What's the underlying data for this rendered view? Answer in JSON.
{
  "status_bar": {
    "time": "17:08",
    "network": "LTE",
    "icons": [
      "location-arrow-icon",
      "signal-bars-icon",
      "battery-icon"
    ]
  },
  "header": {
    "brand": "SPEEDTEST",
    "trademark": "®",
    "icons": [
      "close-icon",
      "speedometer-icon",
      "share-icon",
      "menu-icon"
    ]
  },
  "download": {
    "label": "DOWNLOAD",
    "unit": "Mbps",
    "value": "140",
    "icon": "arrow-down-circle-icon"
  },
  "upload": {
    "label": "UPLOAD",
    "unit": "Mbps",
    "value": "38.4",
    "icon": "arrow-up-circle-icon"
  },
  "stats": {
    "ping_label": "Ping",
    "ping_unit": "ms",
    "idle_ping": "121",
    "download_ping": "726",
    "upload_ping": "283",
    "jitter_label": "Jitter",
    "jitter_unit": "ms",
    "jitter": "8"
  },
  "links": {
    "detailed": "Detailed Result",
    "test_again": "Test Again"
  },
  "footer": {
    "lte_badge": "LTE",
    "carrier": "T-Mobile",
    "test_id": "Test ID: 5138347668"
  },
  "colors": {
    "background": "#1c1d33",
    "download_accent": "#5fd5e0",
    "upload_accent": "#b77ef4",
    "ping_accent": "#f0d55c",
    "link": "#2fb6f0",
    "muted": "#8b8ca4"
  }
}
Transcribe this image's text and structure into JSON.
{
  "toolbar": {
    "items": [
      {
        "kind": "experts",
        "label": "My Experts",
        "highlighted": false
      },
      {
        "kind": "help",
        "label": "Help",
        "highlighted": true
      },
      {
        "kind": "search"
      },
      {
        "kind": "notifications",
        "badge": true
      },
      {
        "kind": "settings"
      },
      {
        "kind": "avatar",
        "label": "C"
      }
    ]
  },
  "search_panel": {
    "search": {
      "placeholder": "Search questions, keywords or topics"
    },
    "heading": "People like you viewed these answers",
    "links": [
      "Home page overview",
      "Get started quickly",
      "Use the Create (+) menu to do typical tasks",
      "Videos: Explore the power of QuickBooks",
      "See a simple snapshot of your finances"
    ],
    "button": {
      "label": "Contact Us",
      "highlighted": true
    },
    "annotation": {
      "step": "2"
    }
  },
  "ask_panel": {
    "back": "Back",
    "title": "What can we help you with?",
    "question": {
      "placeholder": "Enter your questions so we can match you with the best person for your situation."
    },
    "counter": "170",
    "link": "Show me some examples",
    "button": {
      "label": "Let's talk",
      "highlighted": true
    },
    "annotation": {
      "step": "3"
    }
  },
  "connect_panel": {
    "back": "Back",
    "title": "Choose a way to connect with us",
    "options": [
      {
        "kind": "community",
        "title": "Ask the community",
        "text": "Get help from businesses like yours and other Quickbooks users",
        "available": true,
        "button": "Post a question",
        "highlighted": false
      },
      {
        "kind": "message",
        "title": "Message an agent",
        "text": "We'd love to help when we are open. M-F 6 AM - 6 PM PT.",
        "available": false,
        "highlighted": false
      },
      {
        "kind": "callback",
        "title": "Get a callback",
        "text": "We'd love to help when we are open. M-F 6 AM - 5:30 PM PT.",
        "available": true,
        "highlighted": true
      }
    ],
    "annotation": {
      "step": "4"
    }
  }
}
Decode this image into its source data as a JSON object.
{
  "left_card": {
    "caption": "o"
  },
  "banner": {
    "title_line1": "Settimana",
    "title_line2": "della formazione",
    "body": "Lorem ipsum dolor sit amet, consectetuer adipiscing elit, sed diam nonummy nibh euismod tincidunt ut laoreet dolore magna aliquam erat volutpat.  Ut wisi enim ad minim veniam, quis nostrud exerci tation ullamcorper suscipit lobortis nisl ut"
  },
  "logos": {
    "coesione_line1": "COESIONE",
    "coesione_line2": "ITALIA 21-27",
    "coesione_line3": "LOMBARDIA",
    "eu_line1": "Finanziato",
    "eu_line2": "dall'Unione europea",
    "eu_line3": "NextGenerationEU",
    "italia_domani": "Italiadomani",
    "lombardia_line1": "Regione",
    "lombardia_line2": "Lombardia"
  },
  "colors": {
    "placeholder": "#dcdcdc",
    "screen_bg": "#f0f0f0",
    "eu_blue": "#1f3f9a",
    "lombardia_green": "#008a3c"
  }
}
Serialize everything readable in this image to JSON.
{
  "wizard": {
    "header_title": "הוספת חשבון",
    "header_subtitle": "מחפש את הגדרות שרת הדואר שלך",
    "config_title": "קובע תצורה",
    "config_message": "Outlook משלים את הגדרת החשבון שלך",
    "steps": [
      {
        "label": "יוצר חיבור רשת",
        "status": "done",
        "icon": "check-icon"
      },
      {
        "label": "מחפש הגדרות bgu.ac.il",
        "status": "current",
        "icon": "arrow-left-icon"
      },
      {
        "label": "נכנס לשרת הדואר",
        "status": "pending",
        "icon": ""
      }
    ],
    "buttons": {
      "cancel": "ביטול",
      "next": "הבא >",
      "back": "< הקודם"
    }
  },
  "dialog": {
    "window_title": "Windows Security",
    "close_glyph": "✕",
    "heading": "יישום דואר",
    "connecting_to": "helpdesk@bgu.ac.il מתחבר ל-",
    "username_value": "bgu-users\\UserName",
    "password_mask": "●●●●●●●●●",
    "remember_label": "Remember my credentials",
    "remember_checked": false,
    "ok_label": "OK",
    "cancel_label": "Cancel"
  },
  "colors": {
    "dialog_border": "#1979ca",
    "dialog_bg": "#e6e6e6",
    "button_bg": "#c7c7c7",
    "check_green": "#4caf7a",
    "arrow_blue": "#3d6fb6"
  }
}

· · ·

* PROBLEM TO SOLVE
Scan the lines for the string "love". Pick out every line that has it.

* WRITTEN SOLUTION
        "text": "We'd love to help when we are open. M-F 6 AM - 6 PM PT.",
        "text": "We'd love to help when we are open. M-F 6 AM - 5:30 PM PT.",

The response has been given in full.